DATASET EXCERPTS
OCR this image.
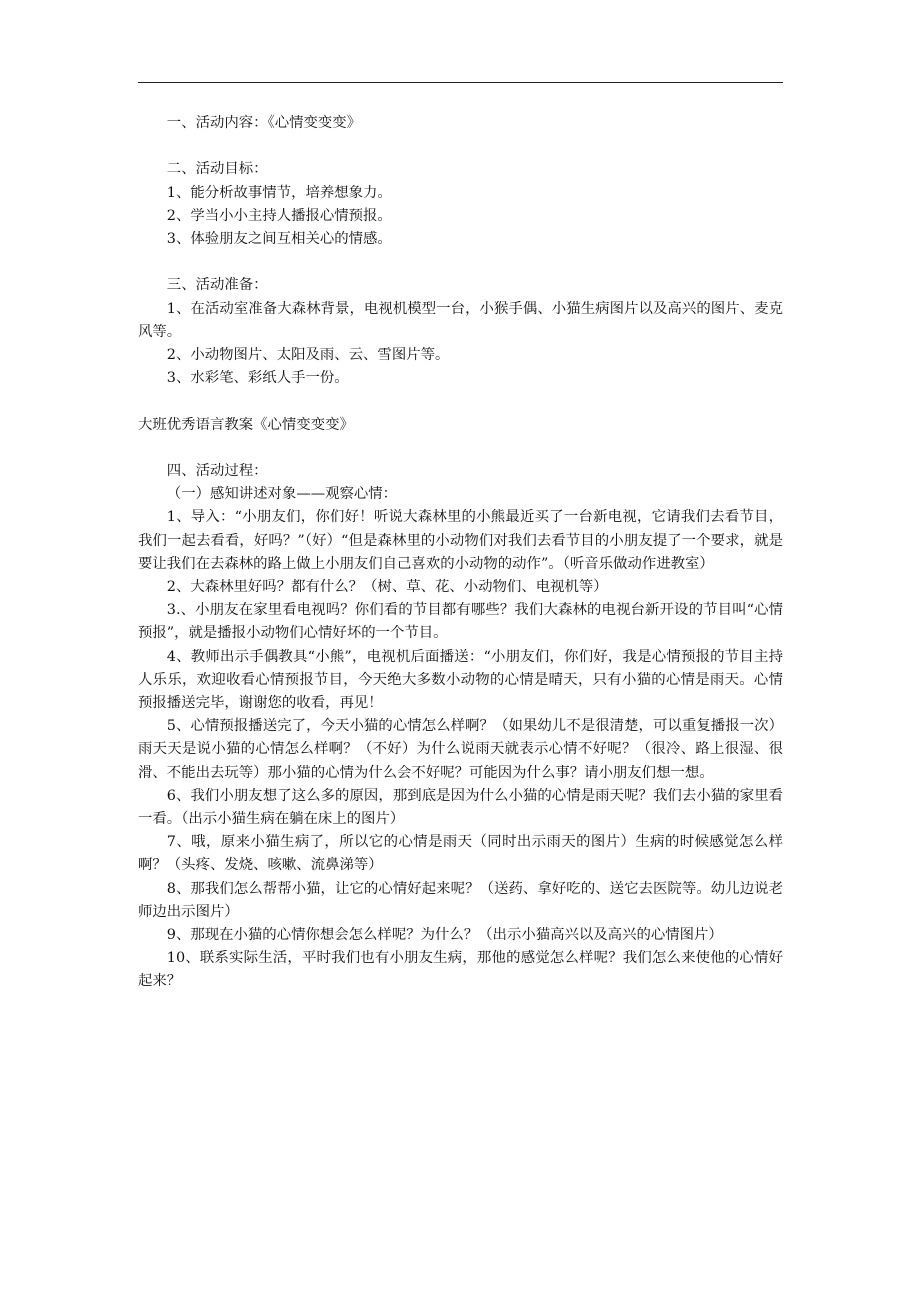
一、活动内容：《心情变变变》

二、活动目标：

1、能分析故事情节，培养想象力。

2、学当小小主持人播报心情预报。

3、体验朋友之间互相关心的情感。

三、活动准备：

1、在活动室准备大森林背景，电视机模型一台，小猴手偶、小猫生病图片以及高兴的图片、麦克风等。

2、小动物图片、太阳及雨、云、雪图片等。

3、水彩笔、彩纸人手一份。

大班优秀语言教案《心情变变变》

四、活动过程：

（一）感知讲述对象——观察心情：

1、导入：“小朋友们，你们好！听说大森林里的小熊最近买了一台新电视，它请我们去看节目，我们一起去看看，好吗？”（好）“但是森林里的小动物们对我们去看节目的小朋友提了一个要求，就是要让我们在去森林的路上做上小朋友们自己喜欢的小动物的动作”。（听音乐做动作进教室）

2、大森林里好吗？都有什么？（树、草、花、小动物们、电视机等）

3.、小朋友在家里看电视吗？你们看的节目都有哪些？我们大森林的电视台新开设的节目叫“心情预报”，就是播报小动物们心情好坏的一个节目。

4、教师出示手偶教具“小熊”，电视机后面播送：“小朋友们，你们好，我是心情预报的节目主持人乐乐，欢迎收看心情预报节目，今天绝大多数小动物的心情是晴天，只有小猫的心情是雨天。心情预报播送完毕，谢谢您的收看，再见！

5、心情预报播送完了，今天小猫的心情怎么样啊？（如果幼儿不是很清楚，可以重复播报一次）雨天天是说小猫的心情怎么样啊？（不好）为什么说雨天就表示心情不好呢？（很冷、路上很湿、很滑、不能出去玩等）那小猫的心情为什么会不好呢？可能因为什么事？请小朋友们想一想。

6、我们小朋友想了这么多的原因，那到底是因为什么小猫的心情是雨天呢？我们去小猫的家里看一看。（出示小猫生病在躺在床上的图片）

7、哦，原来小猫生病了，所以它的心情是雨天（同时出示雨天的图片）生病的时候感觉怎么样啊？（头疼、发烧、咳嗽、流鼻涕等）

8、那我们怎么帮帮小猫，让它的心情好起来呢？（送药、拿好吃的、送它去医院等。幼儿边说老师边出示图片）

9、那现在小猫的心情你想会怎么样呢？为什么？（出示小猫高兴以及高兴的心情图片）

10、联系实际生活，平时我们也有小朋友生病，那他的感觉怎么样呢？我们怎么来使他的心情好起来？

GIVEN PROBLEM
Your task is to repeat the material above exactly, without its pictures.

RESULT OF THIS EXERCISE
OCR this image.
一、活动内容：《心情变变变》

二、活动目标：

1、能分析故事情节，培养想象力。

2、学当小小主持人播报心情预报。

3、体验朋友之间互相关心的情感。

三、活动准备：

1、在活动室准备大森林背景，电视机模型一台，小猴手偶、小猫生病图片以及高兴的图片、麦克风等。

2、小动物图片、太阳及雨、云、雪图片等。

3、水彩笔、彩纸人手一份。

大班优秀语言教案《心情变变变》

四、活动过程：

（一）感知讲述对象——观察心情：

1、导入：“小朋友们，你们好！听说大森林里的小熊最近买了一台新电视，它请我们去看节目，我们一起去看看，好吗？”（好）“但是森林里的小动物们对我们去看节目的小朋友提了一个要求，就是要让我们在去森林的路上做上小朋友们自己喜欢的小动物的动作”。（听音乐做动作进教室）

2、大森林里好吗？都有什么？（树、草、花、小动物们、电视机等）

3.、小朋友在家里看电视吗？你们看的节目都有哪些？我们大森林的电视台新开设的节目叫“心情预报”，就是播报小动物们心情好坏的一个节目。

4、教师出示手偶教具“小熊”，电视机后面播送：“小朋友们，你们好，我是心情预报的节目主持人乐乐，欢迎收看心情预报节目，今天绝大多数小动物的心情是晴天，只有小猫的心情是雨天。心情预报播送完毕，谢谢您的收看，再见！

5、心情预报播送完了，今天小猫的心情怎么样啊？（如果幼儿不是很清楚，可以重复播报一次）雨天天是说小猫的心情怎么样啊？（不好）为什么说雨天就表示心情不好呢？（很冷、路上很湿、很滑、不能出去玩等）那小猫的心情为什么会不好呢？可能因为什么事？请小朋友们想一想。

6、我们小朋友想了这么多的原因，那到底是因为什么小猫的心情是雨天呢？我们去小猫的家里看一看。（出示小猫生病在躺在床上的图片）

7、哦，原来小猫生病了，所以它的心情是雨天（同时出示雨天的图片）生病的时候感觉怎么样啊？（头疼、发烧、咳嗽、流鼻涕等）

8、那我们怎么帮帮小猫，让它的心情好起来呢？（送药、拿好吃的、送它去医院等。幼儿边说老师边出示图片）

9、那现在小猫的心情你想会怎么样呢？为什么？（出示小猫高兴以及高兴的心情图片）

10、联系实际生活，平时我们也有小朋友生病，那他的感觉怎么样呢？我们怎么来使他的心情好起来？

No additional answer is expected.